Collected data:

— START —

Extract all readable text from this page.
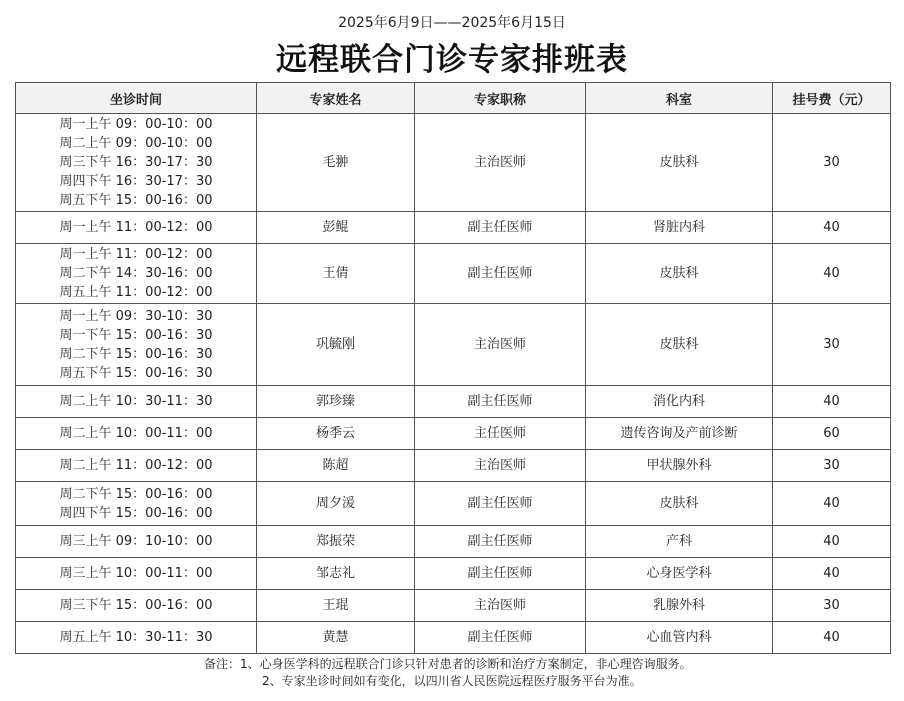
2025年6月9日——2025年6月15日
远程联合门诊专家排班表
坐诊时间	专家姓名	专家职称	科室	挂号费（元）

周一上午 09：00-10：00
周二上午 09：00-10：00
周三下午 16：30-17：30
周四下午 16：30-17：30
周五下午 15：00-16：00	毛翀	主治医师	皮肤科	30

周一上午 11：00-12：00	彭鲲	副主任医师	肾脏内科	40

周一上午 11：00-12：00
周二下午 14：30-16：00
周五上午 11：00-12：00	王倩	副主任医师	皮肤科	40

周一上午 09：30-10：30
周一下午 15：00-16：30
周二下午 15：00-16：30
周五下午 15：00-16：30	巩毓刚	主治医师	皮肤科	30

周二上午 10：30-11：30	郭珍臻	副主任医师	消化内科	40

周二上午 10：00-11：00	杨季云	主任医师	遗传咨询及产前诊断	60

周二上午 11：00-12：00	陈超	主治医师	甲状腺外科	30

周二下午 15：00-16：00
周四下午 15：00-16：00	周夕湲	副主任医师	皮肤科	40

周三上午 09：10-10：00	郑振荣	副主任医师	产科	40

周三上午 10：00-11：00	邹志礼	副主任医师	心身医学科	40

周三下午 15：00-16：00	王琨	主治医师	乳腺外科	30

周五上午 10：30-11：30	黄慧	副主任医师	心血管内科	40
备注：1、心身医学科的远程联合门诊只针对患者的诊断和治疗方案制定，非心理咨询服务。
2、专家坐诊时间如有变化，以四川省人民医院远程医疗服务平台为准。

— END —

* **To do**:
Pick out every line with the string "周一上午" and copy it.

* **Complete output**:
周一上午 09：00-10：00
周一上午 11：00-12：00	彭鲲	副主任医师	肾脏内科	40
周一上午 11：00-12：00
周一上午 09：30-10：30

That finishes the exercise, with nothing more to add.